• What this task involves
Return the material below verbatim, with every line reproduced as given.

Begin

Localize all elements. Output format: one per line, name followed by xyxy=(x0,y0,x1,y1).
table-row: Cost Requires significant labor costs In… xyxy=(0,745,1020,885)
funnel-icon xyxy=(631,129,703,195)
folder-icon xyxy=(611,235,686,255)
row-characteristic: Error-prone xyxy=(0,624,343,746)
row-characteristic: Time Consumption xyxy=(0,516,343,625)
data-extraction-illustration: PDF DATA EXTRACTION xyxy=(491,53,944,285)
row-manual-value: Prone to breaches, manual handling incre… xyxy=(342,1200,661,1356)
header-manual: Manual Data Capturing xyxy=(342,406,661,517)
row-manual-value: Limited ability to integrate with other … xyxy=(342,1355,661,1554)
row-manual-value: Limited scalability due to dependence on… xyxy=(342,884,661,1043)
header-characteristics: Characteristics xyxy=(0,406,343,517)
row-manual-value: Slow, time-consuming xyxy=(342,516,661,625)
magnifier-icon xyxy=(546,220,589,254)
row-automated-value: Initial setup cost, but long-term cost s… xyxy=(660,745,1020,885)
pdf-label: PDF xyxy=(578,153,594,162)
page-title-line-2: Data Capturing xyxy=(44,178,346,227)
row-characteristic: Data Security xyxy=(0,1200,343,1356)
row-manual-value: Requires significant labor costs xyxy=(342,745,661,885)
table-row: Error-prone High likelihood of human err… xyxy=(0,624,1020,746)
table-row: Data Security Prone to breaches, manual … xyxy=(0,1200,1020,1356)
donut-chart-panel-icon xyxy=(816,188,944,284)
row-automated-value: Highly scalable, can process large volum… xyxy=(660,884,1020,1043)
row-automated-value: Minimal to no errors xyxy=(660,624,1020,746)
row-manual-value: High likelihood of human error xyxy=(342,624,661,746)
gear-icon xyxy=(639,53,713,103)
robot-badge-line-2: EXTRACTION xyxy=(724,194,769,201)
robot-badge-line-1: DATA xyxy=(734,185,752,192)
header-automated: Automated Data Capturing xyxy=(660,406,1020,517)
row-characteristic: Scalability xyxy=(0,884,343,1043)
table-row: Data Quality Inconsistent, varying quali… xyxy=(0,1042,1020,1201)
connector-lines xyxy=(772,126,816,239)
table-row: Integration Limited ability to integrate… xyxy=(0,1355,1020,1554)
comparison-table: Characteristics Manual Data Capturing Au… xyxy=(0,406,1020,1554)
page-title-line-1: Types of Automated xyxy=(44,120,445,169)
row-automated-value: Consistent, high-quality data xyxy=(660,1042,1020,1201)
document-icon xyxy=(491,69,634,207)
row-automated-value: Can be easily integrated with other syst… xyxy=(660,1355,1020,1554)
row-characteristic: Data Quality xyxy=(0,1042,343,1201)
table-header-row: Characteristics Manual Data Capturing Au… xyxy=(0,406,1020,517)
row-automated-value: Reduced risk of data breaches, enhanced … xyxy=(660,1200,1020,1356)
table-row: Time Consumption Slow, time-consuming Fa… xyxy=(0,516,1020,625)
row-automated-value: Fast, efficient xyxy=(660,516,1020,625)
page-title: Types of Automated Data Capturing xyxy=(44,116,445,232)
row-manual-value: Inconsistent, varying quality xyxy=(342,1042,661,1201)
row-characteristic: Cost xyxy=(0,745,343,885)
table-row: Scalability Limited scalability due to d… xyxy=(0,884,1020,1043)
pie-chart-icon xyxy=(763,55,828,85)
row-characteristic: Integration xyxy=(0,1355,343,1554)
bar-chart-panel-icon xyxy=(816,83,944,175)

End

• The completed task
Localize all elements. Output format: one per line, name followed by xyxy=(x0,y0,x1,y1).
table-row: Cost Requires significant labor costs In… xyxy=(0,745,1020,885)
funnel-icon xyxy=(631,129,703,195)
folder-icon xyxy=(611,235,686,255)
row-characteristic: Error-prone xyxy=(0,624,343,746)
row-characteristic: Time Consumption xyxy=(0,516,343,625)
data-extraction-illustration: PDF DATA EXTRACTION xyxy=(491,53,944,285)
row-manual-value: Prone to breaches, manual handling incre… xyxy=(342,1200,661,1356)
header-manual: Manual Data Capturing xyxy=(342,406,661,517)
row-manual-value: Limited ability to integrate with other … xyxy=(342,1355,661,1554)
row-manual-value: Limited scalability due to dependence on… xyxy=(342,884,661,1043)
header-characteristics: Characteristics xyxy=(0,406,343,517)
row-manual-value: Slow, time-consuming xyxy=(342,516,661,625)
magnifier-icon xyxy=(546,220,589,254)
row-automated-value: Initial setup cost, but long-term cost s… xyxy=(660,745,1020,885)
pdf-label: PDF xyxy=(578,153,594,162)
page-title-line-2: Data Capturing xyxy=(44,178,346,227)
row-characteristic: Data Security xyxy=(0,1200,343,1356)
row-manual-value: Requires significant labor costs xyxy=(342,745,661,885)
table-row: Error-prone High likelihood of human err… xyxy=(0,624,1020,746)
table-row: Data Security Prone to breaches, manual … xyxy=(0,1200,1020,1356)
donut-chart-panel-icon xyxy=(816,188,944,284)
row-automated-value: Highly scalable, can process large volum… xyxy=(660,884,1020,1043)
row-automated-value: Minimal to no errors xyxy=(660,624,1020,746)
row-manual-value: High likelihood of human error xyxy=(342,624,661,746)
gear-icon xyxy=(639,53,713,103)
robot-badge-line-2: EXTRACTION xyxy=(724,194,769,201)
robot-badge-line-1: DATA xyxy=(734,185,752,192)
header-automated: Automated Data Capturing xyxy=(660,406,1020,517)
row-characteristic: Scalability xyxy=(0,884,343,1043)
table-row: Data Quality Inconsistent, varying quali… xyxy=(0,1042,1020,1201)
connector-lines xyxy=(772,126,816,239)
table-row: Integration Limited ability to integrate… xyxy=(0,1355,1020,1554)
comparison-table: Characteristics Manual Data Capturing Au… xyxy=(0,406,1020,1554)
page-title-line-1: Types of Automated xyxy=(44,120,445,169)
row-automated-value: Consistent, high-quality data xyxy=(660,1042,1020,1201)
document-icon xyxy=(491,69,634,207)
row-automated-value: Can be easily integrated with other syst… xyxy=(660,1355,1020,1554)
row-characteristic: Data Quality xyxy=(0,1042,343,1201)
table-header-row: Characteristics Manual Data Capturing Au… xyxy=(0,406,1020,517)
row-automated-value: Reduced risk of data breaches, enhanced … xyxy=(660,1200,1020,1356)
table-row: Time Consumption Slow, time-consuming Fa… xyxy=(0,516,1020,625)
row-automated-value: Fast, efficient xyxy=(660,516,1020,625)
page-title: Types of Automated Data Capturing xyxy=(44,116,445,232)
row-manual-value: Inconsistent, varying quality xyxy=(342,1042,661,1201)
row-characteristic: Cost xyxy=(0,745,343,885)
table-row: Scalability Limited scalability due to d… xyxy=(0,884,1020,1043)
pie-chart-icon xyxy=(763,55,828,85)
row-characteristic: Integration xyxy=(0,1355,343,1554)
bar-chart-panel-icon xyxy=(816,83,944,175)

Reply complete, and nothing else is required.